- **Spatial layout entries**
----

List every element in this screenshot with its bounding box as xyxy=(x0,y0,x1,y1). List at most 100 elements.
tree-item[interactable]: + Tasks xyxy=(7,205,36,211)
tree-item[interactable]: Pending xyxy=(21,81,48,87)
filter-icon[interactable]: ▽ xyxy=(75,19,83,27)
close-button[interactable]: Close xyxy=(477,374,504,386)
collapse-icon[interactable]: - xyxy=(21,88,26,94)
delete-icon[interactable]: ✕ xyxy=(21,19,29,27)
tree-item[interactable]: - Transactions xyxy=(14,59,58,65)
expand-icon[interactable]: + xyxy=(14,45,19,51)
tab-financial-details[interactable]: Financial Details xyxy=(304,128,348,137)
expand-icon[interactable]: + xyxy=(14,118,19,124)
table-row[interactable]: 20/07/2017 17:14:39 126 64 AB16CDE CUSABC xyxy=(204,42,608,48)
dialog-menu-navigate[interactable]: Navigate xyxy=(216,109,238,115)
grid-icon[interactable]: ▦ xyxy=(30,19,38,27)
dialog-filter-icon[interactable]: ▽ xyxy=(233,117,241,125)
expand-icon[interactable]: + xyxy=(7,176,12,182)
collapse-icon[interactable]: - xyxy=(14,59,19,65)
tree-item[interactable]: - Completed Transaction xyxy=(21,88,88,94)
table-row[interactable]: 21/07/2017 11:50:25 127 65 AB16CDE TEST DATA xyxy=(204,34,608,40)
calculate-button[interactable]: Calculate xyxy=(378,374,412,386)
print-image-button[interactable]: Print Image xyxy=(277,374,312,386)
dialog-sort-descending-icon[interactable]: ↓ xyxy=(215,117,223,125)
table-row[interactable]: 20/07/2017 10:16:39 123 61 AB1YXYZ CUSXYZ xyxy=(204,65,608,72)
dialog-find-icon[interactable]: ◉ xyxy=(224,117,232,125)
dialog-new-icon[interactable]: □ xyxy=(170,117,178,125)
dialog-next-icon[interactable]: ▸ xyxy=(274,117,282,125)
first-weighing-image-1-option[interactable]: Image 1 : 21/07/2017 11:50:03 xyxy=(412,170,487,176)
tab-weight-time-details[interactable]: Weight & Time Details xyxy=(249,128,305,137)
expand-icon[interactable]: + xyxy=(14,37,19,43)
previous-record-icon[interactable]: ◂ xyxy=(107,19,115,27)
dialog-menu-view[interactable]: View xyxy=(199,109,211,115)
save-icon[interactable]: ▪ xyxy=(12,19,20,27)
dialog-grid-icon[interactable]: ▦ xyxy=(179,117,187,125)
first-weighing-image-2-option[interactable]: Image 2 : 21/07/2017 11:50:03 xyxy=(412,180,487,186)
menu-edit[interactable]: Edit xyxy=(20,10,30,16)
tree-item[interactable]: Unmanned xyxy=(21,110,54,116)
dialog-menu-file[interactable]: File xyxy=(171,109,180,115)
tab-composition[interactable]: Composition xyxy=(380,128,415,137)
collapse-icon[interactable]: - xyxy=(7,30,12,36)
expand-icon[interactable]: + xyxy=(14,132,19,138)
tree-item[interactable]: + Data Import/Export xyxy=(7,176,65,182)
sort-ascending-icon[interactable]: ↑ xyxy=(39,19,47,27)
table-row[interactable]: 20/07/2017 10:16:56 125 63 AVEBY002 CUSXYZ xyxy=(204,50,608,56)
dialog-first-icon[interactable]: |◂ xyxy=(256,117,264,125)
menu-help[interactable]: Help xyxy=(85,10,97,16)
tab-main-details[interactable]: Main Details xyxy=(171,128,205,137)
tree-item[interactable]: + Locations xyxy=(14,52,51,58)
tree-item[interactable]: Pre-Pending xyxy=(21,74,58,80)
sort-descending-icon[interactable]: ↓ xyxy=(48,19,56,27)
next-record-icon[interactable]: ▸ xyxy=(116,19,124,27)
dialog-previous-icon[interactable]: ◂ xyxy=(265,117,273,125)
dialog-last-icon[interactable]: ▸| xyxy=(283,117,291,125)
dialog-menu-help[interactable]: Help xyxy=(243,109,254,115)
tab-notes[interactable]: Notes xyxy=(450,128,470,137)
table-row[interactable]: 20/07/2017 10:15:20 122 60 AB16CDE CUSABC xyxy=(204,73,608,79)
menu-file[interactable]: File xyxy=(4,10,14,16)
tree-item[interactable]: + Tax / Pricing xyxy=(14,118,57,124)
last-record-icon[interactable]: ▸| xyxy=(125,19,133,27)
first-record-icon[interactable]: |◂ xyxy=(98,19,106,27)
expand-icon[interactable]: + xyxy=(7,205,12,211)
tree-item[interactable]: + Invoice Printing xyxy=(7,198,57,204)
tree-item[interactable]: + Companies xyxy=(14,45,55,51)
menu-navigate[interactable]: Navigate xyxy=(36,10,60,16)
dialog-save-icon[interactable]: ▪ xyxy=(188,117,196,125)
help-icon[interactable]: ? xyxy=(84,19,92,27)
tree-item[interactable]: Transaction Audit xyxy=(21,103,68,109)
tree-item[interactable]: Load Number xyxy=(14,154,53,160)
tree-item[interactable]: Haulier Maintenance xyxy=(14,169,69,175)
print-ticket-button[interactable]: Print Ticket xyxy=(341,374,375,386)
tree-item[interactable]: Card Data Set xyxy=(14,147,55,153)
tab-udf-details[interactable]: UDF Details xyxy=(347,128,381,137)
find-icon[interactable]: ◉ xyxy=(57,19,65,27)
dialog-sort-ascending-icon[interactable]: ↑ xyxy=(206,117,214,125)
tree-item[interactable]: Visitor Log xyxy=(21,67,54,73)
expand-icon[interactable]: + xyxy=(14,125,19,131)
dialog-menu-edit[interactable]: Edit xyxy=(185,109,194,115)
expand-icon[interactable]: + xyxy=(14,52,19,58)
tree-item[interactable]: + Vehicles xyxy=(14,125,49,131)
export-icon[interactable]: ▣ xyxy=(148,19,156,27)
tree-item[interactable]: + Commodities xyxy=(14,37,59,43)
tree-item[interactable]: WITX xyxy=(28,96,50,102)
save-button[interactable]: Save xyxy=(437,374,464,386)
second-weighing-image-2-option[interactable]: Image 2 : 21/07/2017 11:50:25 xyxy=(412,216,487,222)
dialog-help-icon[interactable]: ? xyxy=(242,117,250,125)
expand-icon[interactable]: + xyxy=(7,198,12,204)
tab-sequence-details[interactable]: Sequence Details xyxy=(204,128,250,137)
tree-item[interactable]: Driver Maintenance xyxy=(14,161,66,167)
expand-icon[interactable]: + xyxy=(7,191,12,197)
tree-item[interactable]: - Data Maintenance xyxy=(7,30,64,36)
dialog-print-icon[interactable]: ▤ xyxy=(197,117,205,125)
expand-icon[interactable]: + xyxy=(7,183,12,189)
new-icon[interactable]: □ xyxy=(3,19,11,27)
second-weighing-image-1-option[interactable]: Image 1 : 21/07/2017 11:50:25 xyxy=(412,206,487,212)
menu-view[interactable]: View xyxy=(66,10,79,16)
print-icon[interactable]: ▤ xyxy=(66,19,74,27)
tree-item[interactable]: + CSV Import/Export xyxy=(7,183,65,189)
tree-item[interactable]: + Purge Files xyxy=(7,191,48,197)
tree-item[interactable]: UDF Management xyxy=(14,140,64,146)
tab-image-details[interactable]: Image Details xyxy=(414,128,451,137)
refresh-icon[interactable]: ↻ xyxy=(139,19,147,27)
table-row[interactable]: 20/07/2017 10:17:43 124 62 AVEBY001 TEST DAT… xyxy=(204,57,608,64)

----

- **TASK INSTRUCTIONS**
Express the lines of the listing above as a JSON list of strings, one string per line, leaving out blank lines.

- **ANSWER FOR THIS EXERCISE**
[
  "List every element in this screenshot with its bounding box as xyxy=(x0,y0,x1,y1). List at most 100 elements.",
  "tree-item[interactable]: + Tasks xyxy=(7,205,36,211)",
  "tree-item[interactable]: Pending xyxy=(21,81,48,87)",
  "filter-icon[interactable]: ▽ xyxy=(75,19,83,27)",
  "close-button[interactable]: Close xyxy=(477,374,504,386)",
  "collapse-icon[interactable]: - xyxy=(21,88,26,94)",
  "delete-icon[interactable]: ✕ xyxy=(21,19,29,27)",
  "tree-item[interactable]: - Transactions xyxy=(14,59,58,65)",
  "expand-icon[interactable]: + xyxy=(14,45,19,51)",
  "tab-financial-details[interactable]: Financial Details xyxy=(304,128,348,137)",
  "expand-icon[interactable]: + xyxy=(14,118,19,124)",
  "table-row[interactable]: 20/07/2017 17:14:39 126 64 AB16CDE CUSABC xyxy=(204,42,608,48)",
  "dialog-menu-navigate[interactable]: Navigate xyxy=(216,109,238,115)",
  "grid-icon[interactable]: ▦ xyxy=(30,19,38,27)",
  "dialog-filter-icon[interactable]: ▽ xyxy=(233,117,241,125)",
  "expand-icon[interactable]: + xyxy=(7,176,12,182)",
  "collapse-icon[interactable]: - xyxy=(14,59,19,65)",
  "tree-item[interactable]: - Completed Transaction xyxy=(21,88,88,94)",
  "table-row[interactable]: 21/07/2017 11:50:25 127 65 AB16CDE TEST DATA xyxy=(204,34,608,40)",
  "calculate-button[interactable]: Calculate xyxy=(378,374,412,386)",
  "print-image-button[interactable]: Print Image xyxy=(277,374,312,386)",
  "dialog-sort-descending-icon[interactable]: ↓ xyxy=(215,117,223,125)",
  "table-row[interactable]: 20/07/2017 10:16:39 123 61 AB1YXYZ CUSXYZ xyxy=(204,65,608,72)",
  "dialog-find-icon[interactable]: ◉ xyxy=(224,117,232,125)",
  "dialog-new-icon[interactable]: □ xyxy=(170,117,178,125)",
  "dialog-next-icon[interactable]: ▸ xyxy=(274,117,282,125)",
  "first-weighing-image-1-option[interactable]: Image 1 : 21/07/2017 11:50:03 xyxy=(412,170,487,176)",
  "tab-weight-time-details[interactable]: Weight & Time Details xyxy=(249,128,305,137)",
  "expand-icon[interactable]: + xyxy=(14,37,19,43)",
  "previous-record-icon[interactable]: ◂ xyxy=(107,19,115,27)",
  "dialog-menu-view[interactable]: View xyxy=(199,109,211,115)",
  "save-icon[interactable]: ▪ xyxy=(12,19,20,27)",
  "dialog-grid-icon[interactable]: ▦ xyxy=(179,117,187,125)",
  "first-weighing-image-2-option[interactable]: Image 2 : 21/07/2017 11:50:03 xyxy=(412,180,487,186)",
  "menu-edit[interactable]: Edit xyxy=(20,10,30,16)",
  "tree-item[interactable]: Unmanned xyxy=(21,110,54,116)",
  "dialog-menu-file[interactable]: File xyxy=(171,109,180,115)",
  "tab-composition[interactable]: Composition xyxy=(380,128,415,137)",
  "collapse-icon[interactable]: - xyxy=(7,30,12,36)",
  "expand-icon[interactable]: + xyxy=(14,132,19,138)",
  "tree-item[interactable]: + Data Import/Export xyxy=(7,176,65,182)",
  "sort-ascending-icon[interactable]: ↑ xyxy=(39,19,47,27)",
  "table-row[interactable]: 20/07/2017 10:16:56 125 63 AVEBY002 CUSXYZ xyxy=(204,50,608,56)",
  "dialog-first-icon[interactable]: |◂ xyxy=(256,117,264,125)",
  "menu-help[interactable]: Help xyxy=(85,10,97,16)",
  "tab-main-details[interactable]: Main Details xyxy=(171,128,205,137)",
  "tree-item[interactable]: + Locations xyxy=(14,52,51,58)",
  "tree-item[interactable]: Pre-Pending xyxy=(21,74,58,80)",
  "sort-descending-icon[interactable]: ↓ xyxy=(48,19,56,27)",
  "next-record-icon[interactable]: ▸ xyxy=(116,19,124,27)",
  "dialog-previous-icon[interactable]: ◂ xyxy=(265,117,273,125)",
  "dialog-last-icon[interactable]: ▸| xyxy=(283,117,291,125)",
  "dialog-menu-help[interactable]: Help xyxy=(243,109,254,115)",
  "tab-notes[interactable]: Notes xyxy=(450,128,470,137)",
  "table-row[interactable]: 20/07/2017 10:15:20 122 60 AB16CDE CUSABC xyxy=(204,73,608,79)",
  "menu-file[interactable]: File xyxy=(4,10,14,16)",
  "tree-item[interactable]: + Tax / Pricing xyxy=(14,118,57,124)",
  "last-record-icon[interactable]: ▸| xyxy=(125,19,133,27)",
  "first-record-icon[interactable]: |◂ xyxy=(98,19,106,27)",
  "expand-icon[interactable]: + xyxy=(7,205,12,211)",
  "tree-item[interactable]: + Invoice Printing xyxy=(7,198,57,204)",
  "tree-item[interactable]: + Companies xyxy=(14,45,55,51)",
  "menu-navigate[interactable]: Navigate xyxy=(36,10,60,16)",
  "dialog-save-icon[interactable]: ▪ xyxy=(188,117,196,125)",
  "help-icon[interactable]: ? xyxy=(84,19,92,27)",
  "tree-item[interactable]: Transaction Audit xyxy=(21,103,68,109)",
  "tree-item[interactable]: Load Number xyxy=(14,154,53,160)",
  "tree-item[interactable]: Haulier Maintenance xyxy=(14,169,69,175)",
  "print-ticket-button[interactable]: Print Ticket xyxy=(341,374,375,386)",
  "tree-item[interactable]: Card Data Set xyxy=(14,147,55,153)",
  "tab-udf-details[interactable]: UDF Details xyxy=(347,128,381,137)",
  "find-icon[interactable]: ◉ xyxy=(57,19,65,27)",
  "dialog-sort-ascending-icon[interactable]: ↑ xyxy=(206,117,214,125)",
  "tree-item[interactable]: Visitor Log xyxy=(21,67,54,73)",
  "expand-icon[interactable]: + xyxy=(14,125,19,131)",
  "dialog-menu-edit[interactable]: Edit xyxy=(185,109,194,115)",
  "expand-icon[interactable]: + xyxy=(14,52,19,58)",
  "tree-item[interactable]: + Vehicles xyxy=(14,125,49,131)",
  "export-icon[interactable]: ▣ xyxy=(148,19,156,27)",
  "tree-item[interactable]: + Commodities xyxy=(14,37,59,43)",
  "tree-item[interactable]: WITX xyxy=(28,96,50,102)",
  "save-button[interactable]: Save xyxy=(437,374,464,386)",
  "second-weighing-image-2-option[interactable]: Image 2 : 21/07/2017 11:50:25 xyxy=(412,216,487,222)",
  "dialog-help-icon[interactable]: ? xyxy=(242,117,250,125)",
  "expand-icon[interactable]: + xyxy=(7,198,12,204)",
  "tab-sequence-details[interactable]: Sequence Details xyxy=(204,128,250,137)",
  "tree-item[interactable]: Driver Maintenance xyxy=(14,161,66,167)",
  "expand-icon[interactable]: + xyxy=(7,191,12,197)",
  "tree-item[interactable]: - Data Maintenance xyxy=(7,30,64,36)",
  "dialog-print-icon[interactable]: ▤ xyxy=(197,117,205,125)",
  "expand-icon[interactable]: + xyxy=(7,183,12,189)",
  "new-icon[interactable]: □ xyxy=(3,19,11,27)",
  "second-weighing-image-1-option[interactable]: Image 1 : 21/07/2017 11:50:25 xyxy=(412,206,487,212)",
  "menu-view[interactable]: View xyxy=(66,10,79,16)",
  "print-icon[interactable]: ▤ xyxy=(66,19,74,27)",
  "tree-item[interactable]: + CSV Import/Export xyxy=(7,183,65,189)",
  "tree-item[interactable]: + Purge Files xyxy=(7,191,48,197)",
  "tree-item[interactable]: UDF Management xyxy=(14,140,64,146)",
  "tab-image-details[interactable]: Image Details xyxy=(414,128,451,137)",
  "refresh-icon[interactable]: ↻ xyxy=(139,19,147,27)",
  "table-row[interactable]: 20/07/2017 10:17:43 124 62 AVEBY001 TEST DAT… xyxy=(204,57,608,64)"
]